• Actions to take:
[a] From the NIPN text, quote the passage that begins at the words "As part of this" and ends after the words "assess their quality.".
[b] Rewrite the NIPN text's paragraph beginning "The focus of the toolkit is on data" as a short bulleted list that keeps its main facts.
[c] List every measurement or variable that the NIPN text names as data required to assess anthropometric status.

• Excerpt:
National Information Platforms for Nutrition (NIPN) is an initiative of the European Commission to provide support to countries to strengthen their information systems for nutrition and to improve the analysis of data so as to better inform the strategic decisions they are faced with to prevent malnutrition and its consequences.
As part of this mandate, NiPN has commissioned work on the development of a toolkit to assess the quality of various nutrition-specific and nutrition-related data. This is a companion R package to the toolkit of practical analytical methods that can be applied to variables in datasets to assess their quality.
The focus of the toolkit is on data required to assess anthropometric status such as measurements of weight, height or length, MUAC, sex and age. The focus is on anthropometric status but many of presented methods could be applied to other types of data. NiPN may commission additional toolkits to examine other variables or other types of variables.

• Entries:

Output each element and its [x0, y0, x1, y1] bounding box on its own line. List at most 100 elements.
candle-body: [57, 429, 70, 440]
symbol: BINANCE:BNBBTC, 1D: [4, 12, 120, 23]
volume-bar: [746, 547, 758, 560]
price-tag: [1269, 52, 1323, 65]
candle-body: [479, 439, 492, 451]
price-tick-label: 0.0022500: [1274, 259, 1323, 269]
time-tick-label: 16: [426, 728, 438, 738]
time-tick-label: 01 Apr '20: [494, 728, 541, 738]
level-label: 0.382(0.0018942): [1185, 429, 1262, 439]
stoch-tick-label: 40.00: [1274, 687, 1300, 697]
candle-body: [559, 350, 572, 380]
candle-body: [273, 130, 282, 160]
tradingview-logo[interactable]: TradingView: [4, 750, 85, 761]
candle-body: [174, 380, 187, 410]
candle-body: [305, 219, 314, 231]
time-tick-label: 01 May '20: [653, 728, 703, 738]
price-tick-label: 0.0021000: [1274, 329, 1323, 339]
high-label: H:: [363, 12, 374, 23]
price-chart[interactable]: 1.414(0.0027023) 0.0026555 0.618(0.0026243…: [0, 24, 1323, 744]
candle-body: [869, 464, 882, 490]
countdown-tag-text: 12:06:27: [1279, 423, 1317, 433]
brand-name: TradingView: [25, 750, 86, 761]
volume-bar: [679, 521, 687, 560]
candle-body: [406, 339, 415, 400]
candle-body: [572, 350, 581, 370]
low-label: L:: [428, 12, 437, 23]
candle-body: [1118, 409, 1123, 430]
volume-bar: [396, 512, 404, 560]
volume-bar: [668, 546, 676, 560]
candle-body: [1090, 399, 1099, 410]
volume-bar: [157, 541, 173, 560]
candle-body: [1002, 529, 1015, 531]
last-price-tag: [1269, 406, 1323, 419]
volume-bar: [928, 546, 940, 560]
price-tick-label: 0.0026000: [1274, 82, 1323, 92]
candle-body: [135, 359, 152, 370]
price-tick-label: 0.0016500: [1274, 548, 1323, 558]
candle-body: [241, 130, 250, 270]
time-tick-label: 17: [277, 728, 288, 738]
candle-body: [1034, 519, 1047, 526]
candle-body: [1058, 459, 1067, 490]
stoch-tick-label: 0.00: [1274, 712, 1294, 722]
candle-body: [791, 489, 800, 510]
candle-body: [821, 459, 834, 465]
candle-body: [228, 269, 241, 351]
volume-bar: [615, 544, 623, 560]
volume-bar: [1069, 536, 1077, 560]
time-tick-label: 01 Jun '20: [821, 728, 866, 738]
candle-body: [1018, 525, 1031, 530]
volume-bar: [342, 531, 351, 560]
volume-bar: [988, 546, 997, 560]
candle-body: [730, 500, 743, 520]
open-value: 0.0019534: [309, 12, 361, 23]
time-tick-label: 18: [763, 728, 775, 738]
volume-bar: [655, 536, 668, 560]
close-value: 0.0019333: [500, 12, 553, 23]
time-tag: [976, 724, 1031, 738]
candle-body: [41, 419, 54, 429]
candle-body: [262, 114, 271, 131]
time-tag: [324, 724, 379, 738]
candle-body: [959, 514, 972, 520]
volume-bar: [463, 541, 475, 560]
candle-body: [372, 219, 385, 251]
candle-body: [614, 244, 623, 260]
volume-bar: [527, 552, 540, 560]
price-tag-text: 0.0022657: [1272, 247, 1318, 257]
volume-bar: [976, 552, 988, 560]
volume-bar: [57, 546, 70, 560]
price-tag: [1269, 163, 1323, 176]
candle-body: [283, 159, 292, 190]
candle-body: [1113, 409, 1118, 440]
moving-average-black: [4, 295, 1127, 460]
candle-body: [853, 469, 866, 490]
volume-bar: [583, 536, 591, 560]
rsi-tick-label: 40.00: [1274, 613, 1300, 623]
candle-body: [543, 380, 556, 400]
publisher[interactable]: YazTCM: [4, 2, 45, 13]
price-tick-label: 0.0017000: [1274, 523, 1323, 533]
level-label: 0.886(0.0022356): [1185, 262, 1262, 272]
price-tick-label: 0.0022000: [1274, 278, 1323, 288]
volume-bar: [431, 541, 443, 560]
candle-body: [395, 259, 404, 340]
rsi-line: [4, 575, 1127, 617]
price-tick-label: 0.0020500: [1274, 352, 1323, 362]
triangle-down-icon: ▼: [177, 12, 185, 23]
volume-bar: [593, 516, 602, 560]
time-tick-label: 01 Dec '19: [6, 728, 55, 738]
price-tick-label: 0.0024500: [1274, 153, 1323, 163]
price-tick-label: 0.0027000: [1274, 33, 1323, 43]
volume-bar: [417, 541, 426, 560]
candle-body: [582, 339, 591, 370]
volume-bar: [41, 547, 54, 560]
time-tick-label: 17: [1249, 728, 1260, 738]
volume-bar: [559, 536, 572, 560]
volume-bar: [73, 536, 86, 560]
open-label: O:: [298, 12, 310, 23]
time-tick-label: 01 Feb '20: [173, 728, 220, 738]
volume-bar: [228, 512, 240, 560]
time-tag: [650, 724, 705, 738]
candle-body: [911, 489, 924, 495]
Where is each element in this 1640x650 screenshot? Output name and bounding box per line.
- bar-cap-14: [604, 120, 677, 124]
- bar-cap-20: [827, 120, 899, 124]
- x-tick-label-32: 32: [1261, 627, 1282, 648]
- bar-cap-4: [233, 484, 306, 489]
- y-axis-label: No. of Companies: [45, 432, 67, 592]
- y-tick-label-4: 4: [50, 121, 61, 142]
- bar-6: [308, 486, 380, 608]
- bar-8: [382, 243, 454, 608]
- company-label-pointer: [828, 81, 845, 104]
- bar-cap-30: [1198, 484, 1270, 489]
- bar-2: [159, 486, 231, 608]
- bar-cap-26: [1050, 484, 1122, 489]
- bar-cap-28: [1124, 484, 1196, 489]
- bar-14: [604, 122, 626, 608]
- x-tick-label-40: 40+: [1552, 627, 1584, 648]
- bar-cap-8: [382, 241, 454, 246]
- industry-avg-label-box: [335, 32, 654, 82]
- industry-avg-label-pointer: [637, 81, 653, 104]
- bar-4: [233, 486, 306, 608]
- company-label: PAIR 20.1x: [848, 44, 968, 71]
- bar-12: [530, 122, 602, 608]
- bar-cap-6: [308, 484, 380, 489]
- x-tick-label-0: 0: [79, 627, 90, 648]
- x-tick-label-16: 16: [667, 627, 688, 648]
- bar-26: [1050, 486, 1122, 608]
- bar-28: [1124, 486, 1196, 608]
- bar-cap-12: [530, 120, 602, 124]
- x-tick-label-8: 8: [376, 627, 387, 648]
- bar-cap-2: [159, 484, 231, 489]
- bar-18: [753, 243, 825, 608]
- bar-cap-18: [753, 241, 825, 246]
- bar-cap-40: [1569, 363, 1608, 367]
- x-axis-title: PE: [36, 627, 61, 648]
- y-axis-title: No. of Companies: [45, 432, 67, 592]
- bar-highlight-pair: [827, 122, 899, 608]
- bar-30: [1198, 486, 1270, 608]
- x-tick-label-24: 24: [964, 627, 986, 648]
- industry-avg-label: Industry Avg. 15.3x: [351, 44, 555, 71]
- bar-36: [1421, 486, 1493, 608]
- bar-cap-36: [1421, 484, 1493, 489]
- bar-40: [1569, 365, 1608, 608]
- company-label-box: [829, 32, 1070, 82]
---
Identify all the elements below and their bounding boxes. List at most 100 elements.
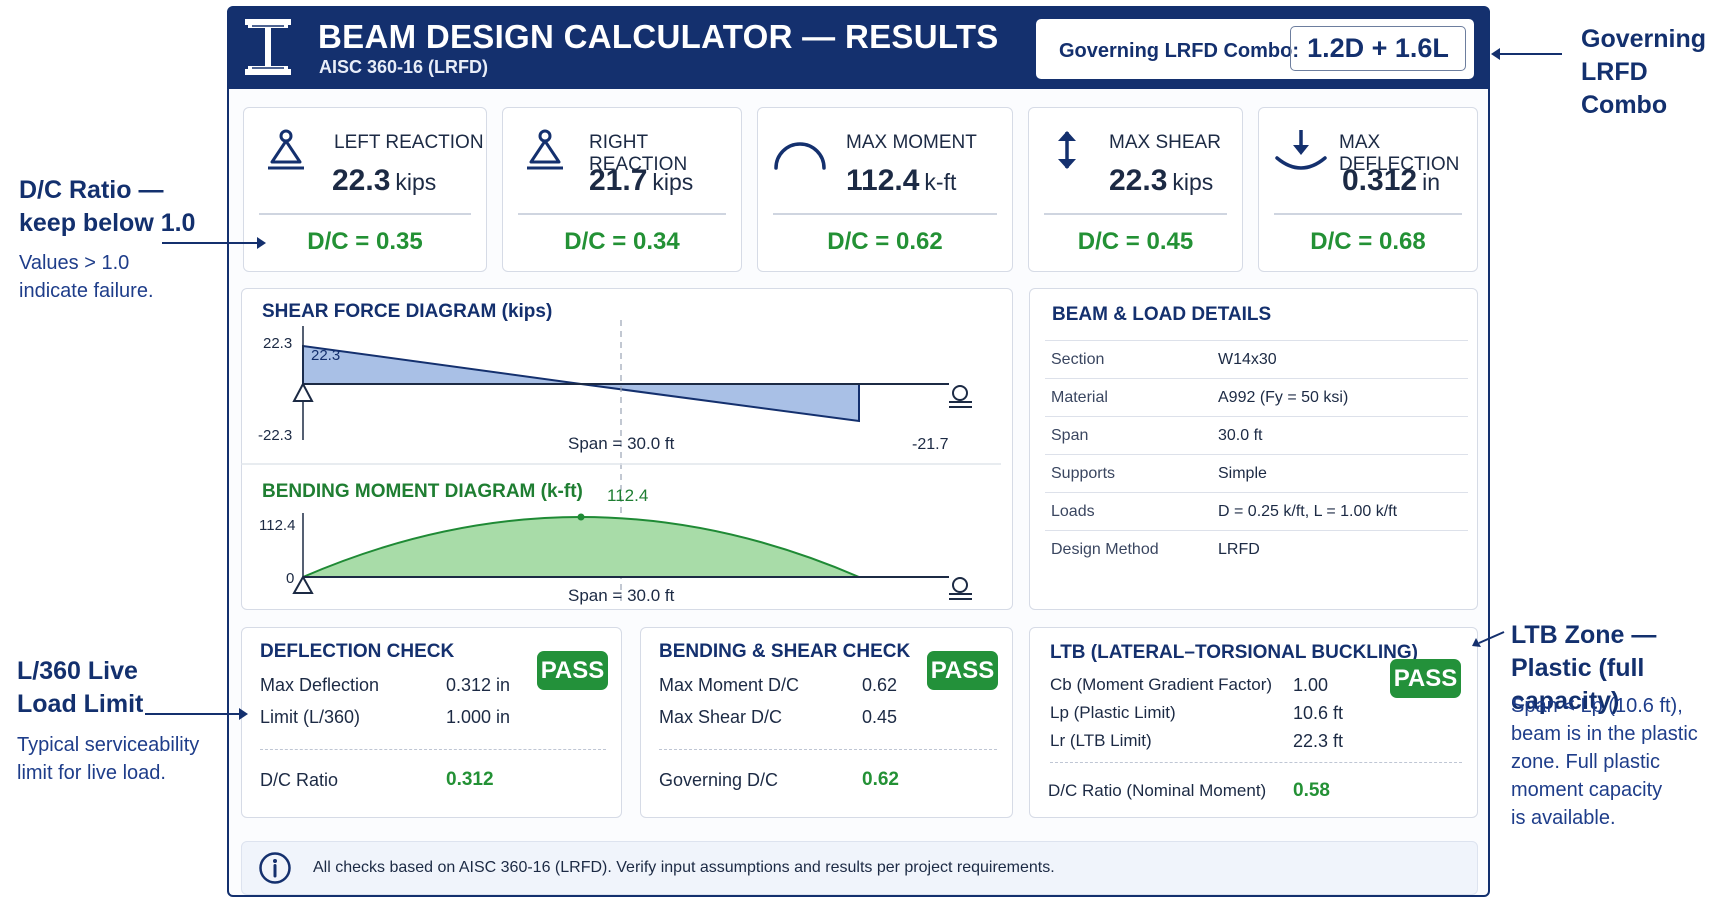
==
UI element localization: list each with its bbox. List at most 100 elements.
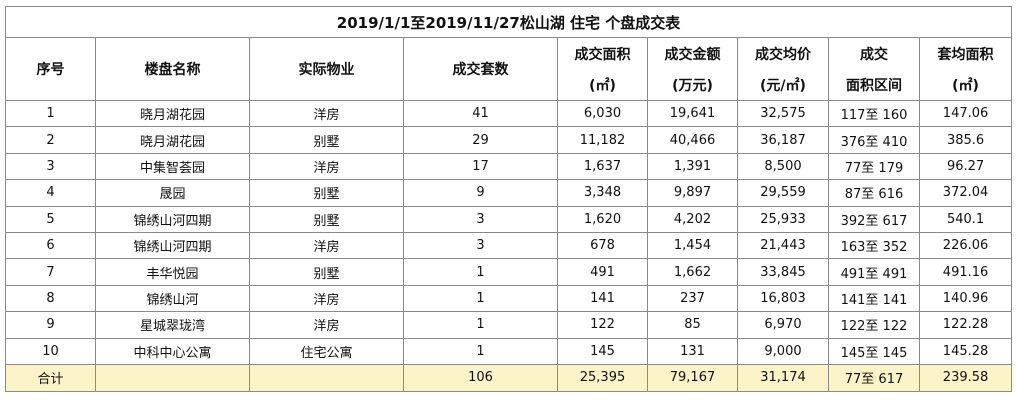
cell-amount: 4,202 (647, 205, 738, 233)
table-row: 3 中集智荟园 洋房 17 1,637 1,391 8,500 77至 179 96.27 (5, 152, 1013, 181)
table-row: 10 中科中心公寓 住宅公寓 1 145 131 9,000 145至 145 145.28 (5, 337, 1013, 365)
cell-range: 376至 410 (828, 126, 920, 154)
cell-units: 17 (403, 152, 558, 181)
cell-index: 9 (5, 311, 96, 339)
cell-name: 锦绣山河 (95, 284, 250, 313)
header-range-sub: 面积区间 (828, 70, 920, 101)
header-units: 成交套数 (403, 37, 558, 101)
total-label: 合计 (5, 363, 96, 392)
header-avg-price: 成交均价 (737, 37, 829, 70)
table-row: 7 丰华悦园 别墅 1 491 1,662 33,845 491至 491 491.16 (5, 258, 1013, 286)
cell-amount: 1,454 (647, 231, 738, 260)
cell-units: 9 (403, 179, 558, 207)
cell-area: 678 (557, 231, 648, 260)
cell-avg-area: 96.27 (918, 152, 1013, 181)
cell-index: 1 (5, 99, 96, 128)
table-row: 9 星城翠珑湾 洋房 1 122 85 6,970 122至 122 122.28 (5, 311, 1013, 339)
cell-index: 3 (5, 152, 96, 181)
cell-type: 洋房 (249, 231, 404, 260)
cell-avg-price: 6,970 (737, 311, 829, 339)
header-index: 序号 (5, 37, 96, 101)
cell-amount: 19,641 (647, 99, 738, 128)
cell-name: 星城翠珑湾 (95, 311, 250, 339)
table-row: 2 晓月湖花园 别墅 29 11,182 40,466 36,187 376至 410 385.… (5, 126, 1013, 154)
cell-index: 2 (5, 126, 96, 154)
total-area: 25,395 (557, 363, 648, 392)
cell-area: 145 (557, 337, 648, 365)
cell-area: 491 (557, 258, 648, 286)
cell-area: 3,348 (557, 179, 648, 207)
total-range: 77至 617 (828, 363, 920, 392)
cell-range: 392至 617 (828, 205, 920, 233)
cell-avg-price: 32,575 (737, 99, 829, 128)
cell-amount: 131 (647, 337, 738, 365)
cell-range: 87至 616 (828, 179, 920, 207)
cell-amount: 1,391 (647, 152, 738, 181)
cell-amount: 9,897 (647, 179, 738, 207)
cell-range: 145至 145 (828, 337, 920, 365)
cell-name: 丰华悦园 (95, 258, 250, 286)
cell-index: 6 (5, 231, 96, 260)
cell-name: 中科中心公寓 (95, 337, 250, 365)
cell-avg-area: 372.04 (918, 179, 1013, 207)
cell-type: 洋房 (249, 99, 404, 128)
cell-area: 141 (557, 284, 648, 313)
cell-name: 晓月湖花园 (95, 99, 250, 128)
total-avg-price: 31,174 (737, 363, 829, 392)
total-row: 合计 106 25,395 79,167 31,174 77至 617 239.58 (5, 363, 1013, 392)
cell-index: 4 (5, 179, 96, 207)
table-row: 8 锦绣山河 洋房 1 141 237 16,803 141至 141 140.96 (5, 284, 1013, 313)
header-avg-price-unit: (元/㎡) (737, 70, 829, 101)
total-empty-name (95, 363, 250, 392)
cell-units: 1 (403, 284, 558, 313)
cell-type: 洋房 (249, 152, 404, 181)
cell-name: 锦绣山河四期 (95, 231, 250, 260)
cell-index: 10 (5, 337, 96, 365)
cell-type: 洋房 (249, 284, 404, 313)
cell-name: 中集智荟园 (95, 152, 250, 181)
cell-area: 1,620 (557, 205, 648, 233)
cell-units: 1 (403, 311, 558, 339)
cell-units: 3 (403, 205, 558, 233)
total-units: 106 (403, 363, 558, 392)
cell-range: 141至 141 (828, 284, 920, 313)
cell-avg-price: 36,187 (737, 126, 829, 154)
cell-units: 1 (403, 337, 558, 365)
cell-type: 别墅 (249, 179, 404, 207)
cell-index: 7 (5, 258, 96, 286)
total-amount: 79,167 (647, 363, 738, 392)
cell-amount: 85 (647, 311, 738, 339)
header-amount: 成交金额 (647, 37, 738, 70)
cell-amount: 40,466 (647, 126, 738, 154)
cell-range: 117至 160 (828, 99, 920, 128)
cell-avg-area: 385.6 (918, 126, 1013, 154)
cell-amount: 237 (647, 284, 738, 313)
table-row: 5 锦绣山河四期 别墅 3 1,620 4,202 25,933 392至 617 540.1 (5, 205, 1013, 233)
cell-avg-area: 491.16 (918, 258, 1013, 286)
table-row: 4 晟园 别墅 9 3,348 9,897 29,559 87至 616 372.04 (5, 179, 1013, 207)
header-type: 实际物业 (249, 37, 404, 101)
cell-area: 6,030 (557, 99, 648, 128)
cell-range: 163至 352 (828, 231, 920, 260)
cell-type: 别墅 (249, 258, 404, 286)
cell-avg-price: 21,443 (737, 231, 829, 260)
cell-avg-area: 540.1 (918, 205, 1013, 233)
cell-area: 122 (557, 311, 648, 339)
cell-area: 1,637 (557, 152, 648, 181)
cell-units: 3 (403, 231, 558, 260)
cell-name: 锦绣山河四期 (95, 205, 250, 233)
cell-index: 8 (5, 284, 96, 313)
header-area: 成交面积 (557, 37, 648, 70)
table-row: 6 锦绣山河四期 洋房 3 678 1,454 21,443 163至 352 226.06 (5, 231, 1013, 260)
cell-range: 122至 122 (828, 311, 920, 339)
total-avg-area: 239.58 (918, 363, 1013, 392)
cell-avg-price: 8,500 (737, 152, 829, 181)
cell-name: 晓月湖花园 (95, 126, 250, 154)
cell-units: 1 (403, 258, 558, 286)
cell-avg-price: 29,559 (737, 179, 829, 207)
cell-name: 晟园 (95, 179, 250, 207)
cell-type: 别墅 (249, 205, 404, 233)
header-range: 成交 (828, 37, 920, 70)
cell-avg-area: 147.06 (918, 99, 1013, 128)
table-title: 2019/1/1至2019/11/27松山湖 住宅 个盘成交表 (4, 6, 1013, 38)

• Answers to the exercises:
[a]
As part of this mandate, NiPN has commissioned work on the development of a toolkit to assess the quality of various nutrition-specific and nutrition-related data. This is a companion R package to the toolkit of practical analytical methods that can be applied to variables in datasets to assess their quality.

[b]
- The toolkit focuses on data needed to assess anthropometric status, such as weight, height or length, MUAC, sex and age.
- Many of the methods presented could also be applied to other types of data.
- NiPN may commission more toolkits to examine other variables or types of variables.

[c]
- weight
- height or length
- MUAC
- sex
- age